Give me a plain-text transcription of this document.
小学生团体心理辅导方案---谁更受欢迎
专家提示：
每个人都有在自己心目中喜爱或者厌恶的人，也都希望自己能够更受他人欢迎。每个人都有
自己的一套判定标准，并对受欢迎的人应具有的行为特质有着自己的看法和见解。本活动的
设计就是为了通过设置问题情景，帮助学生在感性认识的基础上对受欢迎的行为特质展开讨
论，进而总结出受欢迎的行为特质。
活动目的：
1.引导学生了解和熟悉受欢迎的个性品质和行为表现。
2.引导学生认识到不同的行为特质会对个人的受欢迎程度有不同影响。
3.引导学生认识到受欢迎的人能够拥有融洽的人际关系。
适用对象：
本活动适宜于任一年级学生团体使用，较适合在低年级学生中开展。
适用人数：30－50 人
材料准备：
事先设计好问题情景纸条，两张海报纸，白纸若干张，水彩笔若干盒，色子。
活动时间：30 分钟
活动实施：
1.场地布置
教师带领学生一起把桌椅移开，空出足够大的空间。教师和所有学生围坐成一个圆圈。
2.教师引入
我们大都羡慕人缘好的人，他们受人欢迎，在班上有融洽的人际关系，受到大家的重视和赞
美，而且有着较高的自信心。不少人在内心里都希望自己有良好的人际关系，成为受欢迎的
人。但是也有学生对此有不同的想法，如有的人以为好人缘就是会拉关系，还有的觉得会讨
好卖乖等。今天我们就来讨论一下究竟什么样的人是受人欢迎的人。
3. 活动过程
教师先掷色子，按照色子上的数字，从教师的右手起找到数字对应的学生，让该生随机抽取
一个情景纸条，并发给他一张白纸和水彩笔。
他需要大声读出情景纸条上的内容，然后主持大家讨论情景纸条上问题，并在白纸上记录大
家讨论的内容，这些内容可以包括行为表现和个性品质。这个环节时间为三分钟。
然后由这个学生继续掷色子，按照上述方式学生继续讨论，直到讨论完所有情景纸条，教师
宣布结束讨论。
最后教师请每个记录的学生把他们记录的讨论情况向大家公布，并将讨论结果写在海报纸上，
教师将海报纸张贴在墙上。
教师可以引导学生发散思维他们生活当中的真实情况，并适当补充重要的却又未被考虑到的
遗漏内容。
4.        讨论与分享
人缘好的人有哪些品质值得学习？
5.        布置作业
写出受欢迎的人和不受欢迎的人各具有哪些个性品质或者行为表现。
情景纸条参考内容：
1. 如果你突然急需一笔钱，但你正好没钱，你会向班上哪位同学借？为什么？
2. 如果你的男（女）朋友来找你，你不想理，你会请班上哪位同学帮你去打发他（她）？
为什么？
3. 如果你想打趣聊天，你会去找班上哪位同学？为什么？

> _Goal_: Each line in the material above must be retyped without alteration.

> _Completed task_:
Give me a plain-text transcription of this document.
小学生团体心理辅导方案---谁更受欢迎
专家提示：
每个人都有在自己心目中喜爱或者厌恶的人，也都希望自己能够更受他人欢迎。每个人都有
自己的一套判定标准，并对受欢迎的人应具有的行为特质有着自己的看法和见解。本活动的
设计就是为了通过设置问题情景，帮助学生在感性认识的基础上对受欢迎的行为特质展开讨
论，进而总结出受欢迎的行为特质。
活动目的：
1.引导学生了解和熟悉受欢迎的个性品质和行为表现。
2.引导学生认识到不同的行为特质会对个人的受欢迎程度有不同影响。
3.引导学生认识到受欢迎的人能够拥有融洽的人际关系。
适用对象：
本活动适宜于任一年级学生团体使用，较适合在低年级学生中开展。
适用人数：30－50 人
材料准备：
事先设计好问题情景纸条，两张海报纸，白纸若干张，水彩笔若干盒，色子。
活动时间：30 分钟
活动实施：
1.场地布置
教师带领学生一起把桌椅移开，空出足够大的空间。教师和所有学生围坐成一个圆圈。
2.教师引入
我们大都羡慕人缘好的人，他们受人欢迎，在班上有融洽的人际关系，受到大家的重视和赞
美，而且有着较高的自信心。不少人在内心里都希望自己有良好的人际关系，成为受欢迎的
人。但是也有学生对此有不同的想法，如有的人以为好人缘就是会拉关系，还有的觉得会讨
好卖乖等。今天我们就来讨论一下究竟什么样的人是受人欢迎的人。
3. 活动过程
教师先掷色子，按照色子上的数字，从教师的右手起找到数字对应的学生，让该生随机抽取
一个情景纸条，并发给他一张白纸和水彩笔。
他需要大声读出情景纸条上的内容，然后主持大家讨论情景纸条上问题，并在白纸上记录大
家讨论的内容，这些内容可以包括行为表现和个性品质。这个环节时间为三分钟。
然后由这个学生继续掷色子，按照上述方式学生继续讨论，直到讨论完所有情景纸条，教师
宣布结束讨论。
最后教师请每个记录的学生把他们记录的讨论情况向大家公布，并将讨论结果写在海报纸上，
教师将海报纸张贴在墙上。
教师可以引导学生发散思维他们生活当中的真实情况，并适当补充重要的却又未被考虑到的
遗漏内容。
4.        讨论与分享
人缘好的人有哪些品质值得学习？
5.        布置作业
写出受欢迎的人和不受欢迎的人各具有哪些个性品质或者行为表现。
情景纸条参考内容：
1. 如果你突然急需一笔钱，但你正好没钱，你会向班上哪位同学借？为什么？
2. 如果你的男（女）朋友来找你，你不想理，你会请班上哪位同学帮你去打发他（她）？
为什么？
3. 如果你想打趣聊天，你会去找班上哪位同学？为什么？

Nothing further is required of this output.